◆ EXERCISE DESCRIPTION
Search the data for the word "files" and copy every line where it occurs.

### GIVEN DATA

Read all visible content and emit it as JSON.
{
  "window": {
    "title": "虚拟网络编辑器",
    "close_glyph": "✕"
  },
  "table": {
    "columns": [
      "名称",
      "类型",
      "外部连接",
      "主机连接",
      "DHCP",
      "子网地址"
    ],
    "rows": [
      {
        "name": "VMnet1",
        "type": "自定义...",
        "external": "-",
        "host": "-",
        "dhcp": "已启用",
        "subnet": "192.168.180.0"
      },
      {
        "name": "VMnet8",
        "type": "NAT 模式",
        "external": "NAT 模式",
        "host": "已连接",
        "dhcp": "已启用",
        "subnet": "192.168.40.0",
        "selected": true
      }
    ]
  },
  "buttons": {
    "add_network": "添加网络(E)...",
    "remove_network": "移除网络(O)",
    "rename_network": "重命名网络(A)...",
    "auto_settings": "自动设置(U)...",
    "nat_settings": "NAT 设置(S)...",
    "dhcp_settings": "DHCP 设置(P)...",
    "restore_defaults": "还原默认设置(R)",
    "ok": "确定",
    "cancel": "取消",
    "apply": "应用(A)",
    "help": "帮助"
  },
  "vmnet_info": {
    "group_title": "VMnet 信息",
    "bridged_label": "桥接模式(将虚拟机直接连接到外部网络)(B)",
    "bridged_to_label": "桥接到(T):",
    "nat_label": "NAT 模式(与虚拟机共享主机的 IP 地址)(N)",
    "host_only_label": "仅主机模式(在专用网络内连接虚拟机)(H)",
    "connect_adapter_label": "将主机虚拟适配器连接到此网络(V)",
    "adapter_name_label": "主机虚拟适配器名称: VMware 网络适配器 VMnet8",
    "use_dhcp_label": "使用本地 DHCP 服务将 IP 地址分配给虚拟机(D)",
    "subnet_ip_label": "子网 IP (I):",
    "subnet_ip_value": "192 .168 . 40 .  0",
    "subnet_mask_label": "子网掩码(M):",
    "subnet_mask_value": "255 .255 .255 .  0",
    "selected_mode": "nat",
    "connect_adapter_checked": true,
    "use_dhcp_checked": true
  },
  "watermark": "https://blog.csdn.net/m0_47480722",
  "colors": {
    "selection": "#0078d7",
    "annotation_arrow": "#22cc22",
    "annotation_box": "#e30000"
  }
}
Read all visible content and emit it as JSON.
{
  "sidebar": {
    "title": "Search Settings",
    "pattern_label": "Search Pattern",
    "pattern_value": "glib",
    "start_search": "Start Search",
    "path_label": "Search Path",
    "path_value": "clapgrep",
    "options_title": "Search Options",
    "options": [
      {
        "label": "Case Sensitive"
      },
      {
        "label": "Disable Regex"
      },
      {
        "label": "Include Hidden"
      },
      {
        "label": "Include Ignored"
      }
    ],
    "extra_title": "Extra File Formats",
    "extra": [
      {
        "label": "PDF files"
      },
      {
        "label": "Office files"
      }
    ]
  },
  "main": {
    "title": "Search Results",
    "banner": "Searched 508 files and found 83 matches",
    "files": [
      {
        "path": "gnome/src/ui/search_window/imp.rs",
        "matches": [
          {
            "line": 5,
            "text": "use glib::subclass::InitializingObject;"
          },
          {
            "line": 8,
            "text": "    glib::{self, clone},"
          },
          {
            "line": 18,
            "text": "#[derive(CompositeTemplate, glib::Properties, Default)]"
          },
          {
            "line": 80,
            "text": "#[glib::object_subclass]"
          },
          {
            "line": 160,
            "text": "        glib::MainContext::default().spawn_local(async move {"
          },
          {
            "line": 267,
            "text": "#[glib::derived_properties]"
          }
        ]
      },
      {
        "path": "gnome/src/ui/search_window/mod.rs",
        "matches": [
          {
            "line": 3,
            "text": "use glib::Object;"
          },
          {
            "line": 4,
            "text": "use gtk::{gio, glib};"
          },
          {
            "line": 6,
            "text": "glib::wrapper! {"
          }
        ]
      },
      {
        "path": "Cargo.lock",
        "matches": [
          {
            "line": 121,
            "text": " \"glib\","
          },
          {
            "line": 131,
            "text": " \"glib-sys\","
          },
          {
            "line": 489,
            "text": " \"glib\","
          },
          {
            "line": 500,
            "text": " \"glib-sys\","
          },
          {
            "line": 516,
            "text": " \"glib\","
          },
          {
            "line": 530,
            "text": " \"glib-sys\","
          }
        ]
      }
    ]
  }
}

######

◆ RESULT
        "label": "PDF files"
        "label": "Office files"
    "banner": "Searched 508 files and found 83 matches",
    "files": [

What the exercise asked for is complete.